• [Required task] Reproduce the complete listing without any deviation.
** begin Data to process **
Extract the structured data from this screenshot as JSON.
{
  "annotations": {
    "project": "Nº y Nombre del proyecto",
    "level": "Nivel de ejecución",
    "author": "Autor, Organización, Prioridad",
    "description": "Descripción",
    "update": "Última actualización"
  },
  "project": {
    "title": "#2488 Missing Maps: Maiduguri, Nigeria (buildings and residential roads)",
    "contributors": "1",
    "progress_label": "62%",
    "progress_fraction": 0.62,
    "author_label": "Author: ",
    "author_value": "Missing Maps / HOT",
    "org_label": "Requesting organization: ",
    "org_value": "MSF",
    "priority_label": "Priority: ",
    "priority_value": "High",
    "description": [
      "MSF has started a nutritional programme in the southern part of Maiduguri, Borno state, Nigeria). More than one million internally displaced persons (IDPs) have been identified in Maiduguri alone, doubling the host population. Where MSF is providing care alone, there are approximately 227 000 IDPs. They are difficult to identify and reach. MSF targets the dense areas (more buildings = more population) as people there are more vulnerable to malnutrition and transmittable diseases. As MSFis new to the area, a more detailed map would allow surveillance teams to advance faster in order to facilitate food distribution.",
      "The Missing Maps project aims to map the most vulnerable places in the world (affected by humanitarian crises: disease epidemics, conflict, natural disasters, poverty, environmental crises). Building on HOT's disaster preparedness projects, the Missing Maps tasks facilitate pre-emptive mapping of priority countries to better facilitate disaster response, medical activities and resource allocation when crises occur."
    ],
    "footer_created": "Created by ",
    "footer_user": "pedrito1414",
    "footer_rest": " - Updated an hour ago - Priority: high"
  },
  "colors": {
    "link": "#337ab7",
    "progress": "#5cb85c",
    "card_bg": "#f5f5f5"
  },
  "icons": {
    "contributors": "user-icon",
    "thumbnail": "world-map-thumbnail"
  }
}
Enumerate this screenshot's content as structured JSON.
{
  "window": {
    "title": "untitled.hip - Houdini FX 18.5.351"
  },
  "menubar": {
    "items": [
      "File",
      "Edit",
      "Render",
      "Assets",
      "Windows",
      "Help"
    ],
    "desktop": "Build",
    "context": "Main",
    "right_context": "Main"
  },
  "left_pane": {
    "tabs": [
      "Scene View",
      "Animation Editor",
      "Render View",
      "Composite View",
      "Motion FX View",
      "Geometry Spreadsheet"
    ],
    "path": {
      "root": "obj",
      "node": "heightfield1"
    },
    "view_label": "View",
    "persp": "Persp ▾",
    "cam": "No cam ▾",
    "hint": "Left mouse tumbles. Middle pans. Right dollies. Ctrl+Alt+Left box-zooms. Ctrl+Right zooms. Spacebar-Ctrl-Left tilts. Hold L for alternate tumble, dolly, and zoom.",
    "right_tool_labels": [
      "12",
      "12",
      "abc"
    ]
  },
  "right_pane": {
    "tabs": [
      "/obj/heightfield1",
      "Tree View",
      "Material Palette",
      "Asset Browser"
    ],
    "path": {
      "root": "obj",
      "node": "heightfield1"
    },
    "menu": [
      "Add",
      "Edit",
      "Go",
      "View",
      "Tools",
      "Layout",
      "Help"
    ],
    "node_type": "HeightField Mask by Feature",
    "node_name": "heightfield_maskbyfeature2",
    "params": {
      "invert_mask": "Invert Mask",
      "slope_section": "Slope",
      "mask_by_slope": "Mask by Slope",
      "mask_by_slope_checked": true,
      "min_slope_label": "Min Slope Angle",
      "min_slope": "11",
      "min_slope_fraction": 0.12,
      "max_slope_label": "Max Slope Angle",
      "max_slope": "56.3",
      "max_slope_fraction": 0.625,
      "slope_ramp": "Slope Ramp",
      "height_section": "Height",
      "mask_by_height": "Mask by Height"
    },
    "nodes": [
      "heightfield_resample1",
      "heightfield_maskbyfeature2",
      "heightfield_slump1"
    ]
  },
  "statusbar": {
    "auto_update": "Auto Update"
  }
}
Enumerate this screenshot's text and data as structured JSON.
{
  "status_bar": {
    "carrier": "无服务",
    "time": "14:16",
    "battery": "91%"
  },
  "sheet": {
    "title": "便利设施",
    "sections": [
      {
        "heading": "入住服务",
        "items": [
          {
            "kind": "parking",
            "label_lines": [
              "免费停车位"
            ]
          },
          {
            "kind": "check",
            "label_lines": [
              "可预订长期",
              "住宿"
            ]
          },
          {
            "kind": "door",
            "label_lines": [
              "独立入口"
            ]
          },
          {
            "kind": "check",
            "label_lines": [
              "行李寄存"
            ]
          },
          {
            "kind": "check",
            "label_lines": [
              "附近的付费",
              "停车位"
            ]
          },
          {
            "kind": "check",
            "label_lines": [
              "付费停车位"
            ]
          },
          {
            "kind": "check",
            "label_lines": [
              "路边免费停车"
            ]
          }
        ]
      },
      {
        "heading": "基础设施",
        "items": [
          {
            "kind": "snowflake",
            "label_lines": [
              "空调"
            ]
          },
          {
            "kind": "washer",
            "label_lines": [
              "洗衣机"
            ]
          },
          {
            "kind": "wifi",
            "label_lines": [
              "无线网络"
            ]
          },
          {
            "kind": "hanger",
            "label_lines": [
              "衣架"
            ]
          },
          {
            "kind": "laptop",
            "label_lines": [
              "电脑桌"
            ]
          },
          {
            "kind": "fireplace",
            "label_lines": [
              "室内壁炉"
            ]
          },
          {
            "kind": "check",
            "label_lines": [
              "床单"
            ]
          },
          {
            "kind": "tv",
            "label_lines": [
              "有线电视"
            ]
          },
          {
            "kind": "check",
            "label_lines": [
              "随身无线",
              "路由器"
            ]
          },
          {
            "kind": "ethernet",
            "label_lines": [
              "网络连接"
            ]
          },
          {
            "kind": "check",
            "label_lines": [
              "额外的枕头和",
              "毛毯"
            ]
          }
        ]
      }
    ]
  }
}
** end Data to process **
• [Written reply]
Extract the structured data from this screenshot as JSON.
{
  "annotations": {
    "project": "Nº y Nombre del proyecto",
    "level": "Nivel de ejecución",
    "author": "Autor, Organización, Prioridad",
    "description": "Descripción",
    "update": "Última actualización"
  },
  "project": {
    "title": "#2488 Missing Maps: Maiduguri, Nigeria (buildings and residential roads)",
    "contributors": "1",
    "progress_label": "62%",
    "progress_fraction": 0.62,
    "author_label": "Author: ",
    "author_value": "Missing Maps / HOT",
    "org_label": "Requesting organization: ",
    "org_value": "MSF",
    "priority_label": "Priority: ",
    "priority_value": "High",
    "description": [
      "MSF has started a nutritional programme in the southern part of Maiduguri, Borno state, Nigeria). More than one million internally displaced persons (IDPs) have been identified in Maiduguri alone, doubling the host population. Where MSF is providing care alone, there are approximately 227 000 IDPs. They are difficult to identify and reach. MSF targets the dense areas (more buildings = more population) as people there are more vulnerable to malnutrition and transmittable diseases. As MSFis new to the area, a more detailed map would allow surveillance teams to advance faster in order to facilitate food distribution.",
      "The Missing Maps project aims to map the most vulnerable places in the world (affected by humanitarian crises: disease epidemics, conflict, natural disasters, poverty, environmental crises). Building on HOT's disaster preparedness projects, the Missing Maps tasks facilitate pre-emptive mapping of priority countries to better facilitate disaster response, medical activities and resource allocation when crises occur."
    ],
    "footer_created": "Created by ",
    "footer_user": "pedrito1414",
    "footer_rest": " - Updated an hour ago - Priority: high"
  },
  "colors": {
    "link": "#337ab7",
    "progress": "#5cb85c",
    "card_bg": "#f5f5f5"
  },
  "icons": {
    "contributors": "user-icon",
    "thumbnail": "world-map-thumbnail"
  }
}
Enumerate this screenshot's content as structured JSON.
{
  "window": {
    "title": "untitled.hip - Houdini FX 18.5.351"
  },
  "menubar": {
    "items": [
      "File",
      "Edit",
      "Render",
      "Assets",
      "Windows",
      "Help"
    ],
    "desktop": "Build",
    "context": "Main",
    "right_context": "Main"
  },
  "left_pane": {
    "tabs": [
      "Scene View",
      "Animation Editor",
      "Render View",
      "Composite View",
      "Motion FX View",
      "Geometry Spreadsheet"
    ],
    "path": {
      "root": "obj",
      "node": "heightfield1"
    },
    "view_label": "View",
    "persp": "Persp ▾",
    "cam": "No cam ▾",
    "hint": "Left mouse tumbles. Middle pans. Right dollies. Ctrl+Alt+Left box-zooms. Ctrl+Right zooms. Spacebar-Ctrl-Left tilts. Hold L for alternate tumble, dolly, and zoom.",
    "right_tool_labels": [
      "12",
      "12",
      "abc"
    ]
  },
  "right_pane": {
    "tabs": [
      "/obj/heightfield1",
      "Tree View",
      "Material Palette",
      "Asset Browser"
    ],
    "path": {
      "root": "obj",
      "node": "heightfield1"
    },
    "menu": [
      "Add",
      "Edit",
      "Go",
      "View",
      "Tools",
      "Layout",
      "Help"
    ],
    "node_type": "HeightField Mask by Feature",
    "node_name": "heightfield_maskbyfeature2",
    "params": {
      "invert_mask": "Invert Mask",
      "slope_section": "Slope",
      "mask_by_slope": "Mask by Slope",
      "mask_by_slope_checked": true,
      "min_slope_label": "Min Slope Angle",
      "min_slope": "11",
      "min_slope_fraction": 0.12,
      "max_slope_label": "Max Slope Angle",
      "max_slope": "56.3",
      "max_slope_fraction": 0.625,
      "slope_ramp": "Slope Ramp",
      "height_section": "Height",
      "mask_by_height": "Mask by Height"
    },
    "nodes": [
      "heightfield_resample1",
      "heightfield_maskbyfeature2",
      "heightfield_slump1"
    ]
  },
  "statusbar": {
    "auto_update": "Auto Update"
  }
}
Enumerate this screenshot's text and data as structured JSON.
{
  "status_bar": {
    "carrier": "无服务",
    "time": "14:16",
    "battery": "91%"
  },
  "sheet": {
    "title": "便利设施",
    "sections": [
      {
        "heading": "入住服务",
        "items": [
          {
            "kind": "parking",
            "label_lines": [
              "免费停车位"
            ]
          },
          {
            "kind": "check",
            "label_lines": [
              "可预订长期",
              "住宿"
            ]
          },
          {
            "kind": "door",
            "label_lines": [
              "独立入口"
            ]
          },
          {
            "kind": "check",
            "label_lines": [
              "行李寄存"
            ]
          },
          {
            "kind": "check",
            "label_lines": [
              "附近的付费",
              "停车位"
            ]
          },
          {
            "kind": "check",
            "label_lines": [
              "付费停车位"
            ]
          },
          {
            "kind": "check",
            "label_lines": [
              "路边免费停车"
            ]
          }
        ]
      },
      {
        "heading": "基础设施",
        "items": [
          {
            "kind": "snowflake",
            "label_lines": [
              "空调"
            ]
          },
          {
            "kind": "washer",
            "label_lines": [
              "洗衣机"
            ]
          },
          {
            "kind": "wifi",
            "label_lines": [
              "无线网络"
            ]
          },
          {
            "kind": "hanger",
            "label_lines": [
              "衣架"
            ]
          },
          {
            "kind": "laptop",
            "label_lines": [
              "电脑桌"
            ]
          },
          {
            "kind": "fireplace",
            "label_lines": [
              "室内壁炉"
            ]
          },
          {
            "kind": "check",
            "label_lines": [
              "床单"
            ]
          },
          {
            "kind": "tv",
            "label_lines": [
              "有线电视"
            ]
          },
          {
            "kind": "check",
            "label_lines": [
              "随身无线",
              "路由器"
            ]
          },
          {
            "kind": "ethernet",
            "label_lines": [
              "网络连接"
            ]
          },
          {
            "kind": "check",
            "label_lines": [
              "额外的枕头和",
              "毛毯"
            ]
          }
        ]
      }
    ]
  }
}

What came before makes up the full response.